> _EXERCISE REQUIREMENTS_: Return the count of lines with the string "color" in them, and nothing else.

(Excerpt from a dataset)
---+---
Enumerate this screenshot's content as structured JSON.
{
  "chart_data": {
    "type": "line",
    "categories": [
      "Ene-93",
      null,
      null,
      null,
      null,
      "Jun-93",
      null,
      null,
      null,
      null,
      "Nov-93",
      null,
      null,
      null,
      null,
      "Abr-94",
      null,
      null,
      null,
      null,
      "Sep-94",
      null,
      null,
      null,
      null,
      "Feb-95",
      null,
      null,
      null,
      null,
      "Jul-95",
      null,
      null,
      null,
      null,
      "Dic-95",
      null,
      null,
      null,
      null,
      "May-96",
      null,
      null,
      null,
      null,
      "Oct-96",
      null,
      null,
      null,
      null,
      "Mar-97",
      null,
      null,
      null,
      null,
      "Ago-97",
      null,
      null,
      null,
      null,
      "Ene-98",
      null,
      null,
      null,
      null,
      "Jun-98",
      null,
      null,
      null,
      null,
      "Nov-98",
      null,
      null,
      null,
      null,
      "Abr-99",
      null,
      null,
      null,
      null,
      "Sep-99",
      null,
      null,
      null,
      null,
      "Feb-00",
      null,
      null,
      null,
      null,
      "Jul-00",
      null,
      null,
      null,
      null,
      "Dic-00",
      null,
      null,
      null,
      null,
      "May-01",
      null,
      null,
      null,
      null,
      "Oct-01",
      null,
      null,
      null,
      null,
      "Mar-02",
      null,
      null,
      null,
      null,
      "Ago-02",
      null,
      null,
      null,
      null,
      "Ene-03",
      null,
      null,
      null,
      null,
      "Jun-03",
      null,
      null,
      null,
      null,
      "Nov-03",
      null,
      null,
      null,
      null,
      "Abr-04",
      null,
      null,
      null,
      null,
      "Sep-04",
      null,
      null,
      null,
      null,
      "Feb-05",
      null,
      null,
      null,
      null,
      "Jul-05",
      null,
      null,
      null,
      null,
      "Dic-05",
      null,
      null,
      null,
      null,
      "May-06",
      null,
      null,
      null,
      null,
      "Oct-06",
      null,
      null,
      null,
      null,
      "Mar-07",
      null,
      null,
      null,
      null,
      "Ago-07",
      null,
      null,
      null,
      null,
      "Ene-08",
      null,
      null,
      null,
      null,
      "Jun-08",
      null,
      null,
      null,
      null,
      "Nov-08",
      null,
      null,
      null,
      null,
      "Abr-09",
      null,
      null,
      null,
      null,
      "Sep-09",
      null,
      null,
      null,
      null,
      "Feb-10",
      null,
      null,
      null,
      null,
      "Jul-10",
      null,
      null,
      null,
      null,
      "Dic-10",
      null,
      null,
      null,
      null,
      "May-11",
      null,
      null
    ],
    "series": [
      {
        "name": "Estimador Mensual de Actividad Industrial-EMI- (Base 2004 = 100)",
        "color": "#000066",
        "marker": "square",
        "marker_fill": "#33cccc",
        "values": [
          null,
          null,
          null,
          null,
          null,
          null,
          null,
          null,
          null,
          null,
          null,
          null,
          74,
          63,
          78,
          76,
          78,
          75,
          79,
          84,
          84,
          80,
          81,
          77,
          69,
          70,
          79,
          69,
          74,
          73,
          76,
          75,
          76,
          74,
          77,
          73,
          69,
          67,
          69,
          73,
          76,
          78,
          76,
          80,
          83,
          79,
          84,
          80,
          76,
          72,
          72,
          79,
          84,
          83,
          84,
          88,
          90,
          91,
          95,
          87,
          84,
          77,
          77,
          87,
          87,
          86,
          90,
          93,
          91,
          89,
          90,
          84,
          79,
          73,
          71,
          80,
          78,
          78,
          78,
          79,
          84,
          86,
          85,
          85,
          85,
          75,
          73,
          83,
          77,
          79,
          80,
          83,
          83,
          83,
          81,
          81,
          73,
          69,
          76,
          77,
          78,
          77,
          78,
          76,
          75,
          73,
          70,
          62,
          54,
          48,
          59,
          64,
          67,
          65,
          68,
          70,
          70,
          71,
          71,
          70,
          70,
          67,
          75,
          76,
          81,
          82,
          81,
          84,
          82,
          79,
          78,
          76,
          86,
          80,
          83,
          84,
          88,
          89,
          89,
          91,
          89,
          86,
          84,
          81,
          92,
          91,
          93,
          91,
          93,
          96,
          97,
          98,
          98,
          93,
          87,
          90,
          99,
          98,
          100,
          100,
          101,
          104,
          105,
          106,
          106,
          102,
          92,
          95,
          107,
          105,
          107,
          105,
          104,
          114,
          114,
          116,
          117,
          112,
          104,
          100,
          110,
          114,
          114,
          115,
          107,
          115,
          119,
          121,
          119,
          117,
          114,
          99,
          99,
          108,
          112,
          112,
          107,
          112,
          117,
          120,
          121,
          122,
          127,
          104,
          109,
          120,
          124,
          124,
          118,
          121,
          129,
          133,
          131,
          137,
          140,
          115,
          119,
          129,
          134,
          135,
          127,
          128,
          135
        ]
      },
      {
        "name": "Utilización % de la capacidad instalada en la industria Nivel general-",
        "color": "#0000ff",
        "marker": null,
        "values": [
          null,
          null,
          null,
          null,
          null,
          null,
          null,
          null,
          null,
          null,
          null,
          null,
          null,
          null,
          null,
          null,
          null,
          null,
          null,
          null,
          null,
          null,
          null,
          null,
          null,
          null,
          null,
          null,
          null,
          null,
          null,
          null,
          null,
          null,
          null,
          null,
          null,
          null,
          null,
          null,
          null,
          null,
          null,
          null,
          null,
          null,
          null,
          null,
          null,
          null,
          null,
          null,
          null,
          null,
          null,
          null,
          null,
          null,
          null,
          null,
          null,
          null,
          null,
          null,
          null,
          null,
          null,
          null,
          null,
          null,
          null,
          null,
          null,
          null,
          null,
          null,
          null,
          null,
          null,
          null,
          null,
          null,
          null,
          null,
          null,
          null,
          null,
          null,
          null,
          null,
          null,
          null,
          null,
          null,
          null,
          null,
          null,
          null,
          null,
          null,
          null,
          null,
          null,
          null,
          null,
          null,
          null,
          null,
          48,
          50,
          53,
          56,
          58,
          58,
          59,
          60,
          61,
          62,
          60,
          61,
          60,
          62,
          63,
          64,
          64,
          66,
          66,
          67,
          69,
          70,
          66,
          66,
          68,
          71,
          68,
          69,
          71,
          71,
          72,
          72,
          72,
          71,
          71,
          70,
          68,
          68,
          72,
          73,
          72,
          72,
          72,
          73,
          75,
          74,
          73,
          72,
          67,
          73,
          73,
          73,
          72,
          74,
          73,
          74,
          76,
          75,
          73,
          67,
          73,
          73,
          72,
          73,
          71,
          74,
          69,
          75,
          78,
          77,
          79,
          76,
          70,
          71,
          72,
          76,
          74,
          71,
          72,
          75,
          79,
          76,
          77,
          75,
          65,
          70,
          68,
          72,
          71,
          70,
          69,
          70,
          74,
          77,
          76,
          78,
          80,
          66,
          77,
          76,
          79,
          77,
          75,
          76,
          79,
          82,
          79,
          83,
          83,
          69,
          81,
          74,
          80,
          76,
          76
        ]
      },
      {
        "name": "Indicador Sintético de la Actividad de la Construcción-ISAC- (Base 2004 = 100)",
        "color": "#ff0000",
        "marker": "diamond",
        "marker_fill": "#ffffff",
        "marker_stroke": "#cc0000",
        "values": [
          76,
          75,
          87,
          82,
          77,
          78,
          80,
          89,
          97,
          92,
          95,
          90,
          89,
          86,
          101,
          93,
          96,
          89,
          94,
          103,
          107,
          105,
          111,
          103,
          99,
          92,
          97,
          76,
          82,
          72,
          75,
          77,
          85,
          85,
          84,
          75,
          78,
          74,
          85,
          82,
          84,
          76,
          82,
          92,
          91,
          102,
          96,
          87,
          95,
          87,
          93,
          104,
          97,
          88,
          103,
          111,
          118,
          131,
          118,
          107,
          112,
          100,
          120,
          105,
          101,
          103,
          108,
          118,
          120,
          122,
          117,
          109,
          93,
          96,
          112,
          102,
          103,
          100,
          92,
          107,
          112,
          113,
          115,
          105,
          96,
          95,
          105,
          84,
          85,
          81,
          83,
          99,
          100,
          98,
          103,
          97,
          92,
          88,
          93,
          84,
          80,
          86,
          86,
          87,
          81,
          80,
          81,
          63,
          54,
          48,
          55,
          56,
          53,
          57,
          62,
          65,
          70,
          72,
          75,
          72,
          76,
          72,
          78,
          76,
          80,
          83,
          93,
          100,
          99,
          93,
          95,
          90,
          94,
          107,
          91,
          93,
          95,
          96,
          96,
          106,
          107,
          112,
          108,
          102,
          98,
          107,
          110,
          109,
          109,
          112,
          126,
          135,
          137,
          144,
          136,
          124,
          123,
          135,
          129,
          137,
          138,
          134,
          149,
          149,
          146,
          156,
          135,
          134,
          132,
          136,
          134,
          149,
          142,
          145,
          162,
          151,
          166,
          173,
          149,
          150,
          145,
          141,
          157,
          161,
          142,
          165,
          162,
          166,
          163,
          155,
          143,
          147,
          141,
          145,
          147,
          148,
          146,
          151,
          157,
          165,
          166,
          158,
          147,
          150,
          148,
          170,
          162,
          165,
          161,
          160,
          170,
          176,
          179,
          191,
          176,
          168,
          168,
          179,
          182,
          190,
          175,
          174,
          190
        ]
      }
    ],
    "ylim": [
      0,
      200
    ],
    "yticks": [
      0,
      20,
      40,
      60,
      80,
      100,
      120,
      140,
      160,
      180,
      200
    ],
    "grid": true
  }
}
---+---
> _TASK OUTPUT_: 3